EXERCISE:
Your task is to copy the material exactly.
** Begin GIVEN INFORMATION **
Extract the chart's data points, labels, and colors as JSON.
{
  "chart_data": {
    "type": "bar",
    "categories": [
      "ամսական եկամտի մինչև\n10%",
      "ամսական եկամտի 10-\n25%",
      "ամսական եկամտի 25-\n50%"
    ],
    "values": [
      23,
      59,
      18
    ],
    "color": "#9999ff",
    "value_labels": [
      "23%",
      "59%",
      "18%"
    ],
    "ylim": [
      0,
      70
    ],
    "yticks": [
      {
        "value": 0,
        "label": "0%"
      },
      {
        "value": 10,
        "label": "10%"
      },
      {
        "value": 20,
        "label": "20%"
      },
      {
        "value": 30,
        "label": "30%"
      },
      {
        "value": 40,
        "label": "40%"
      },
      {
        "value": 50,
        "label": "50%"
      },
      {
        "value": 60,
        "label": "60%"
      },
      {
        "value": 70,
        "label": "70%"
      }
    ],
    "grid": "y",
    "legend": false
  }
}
** End GIVEN INFORMATION **
RESULT FOR THIS TASK:
Extract the chart's data points, labels, and colors as JSON.
{
  "chart_data": {
    "type": "bar",
    "categories": [
      "ամսական եկամտի մինչև\n10%",
      "ամսական եկամտի 10-\n25%",
      "ամսական եկամտի 25-\n50%"
    ],
    "values": [
      23,
      59,
      18
    ],
    "color": "#9999ff",
    "value_labels": [
      "23%",
      "59%",
      "18%"
    ],
    "ylim": [
      0,
      70
    ],
    "yticks": [
      {
        "value": 0,
        "label": "0%"
      },
      {
        "value": 10,
        "label": "10%"
      },
      {
        "value": 20,
        "label": "20%"
      },
      {
        "value": 30,
        "label": "30%"
      },
      {
        "value": 40,
        "label": "40%"
      },
      {
        "value": 50,
        "label": "50%"
      },
      {
        "value": 60,
        "label": "60%"
      },
      {
        "value": 70,
        "label": "70%"
      }
    ],
    "grid": "y",
    "legend": false
  }
}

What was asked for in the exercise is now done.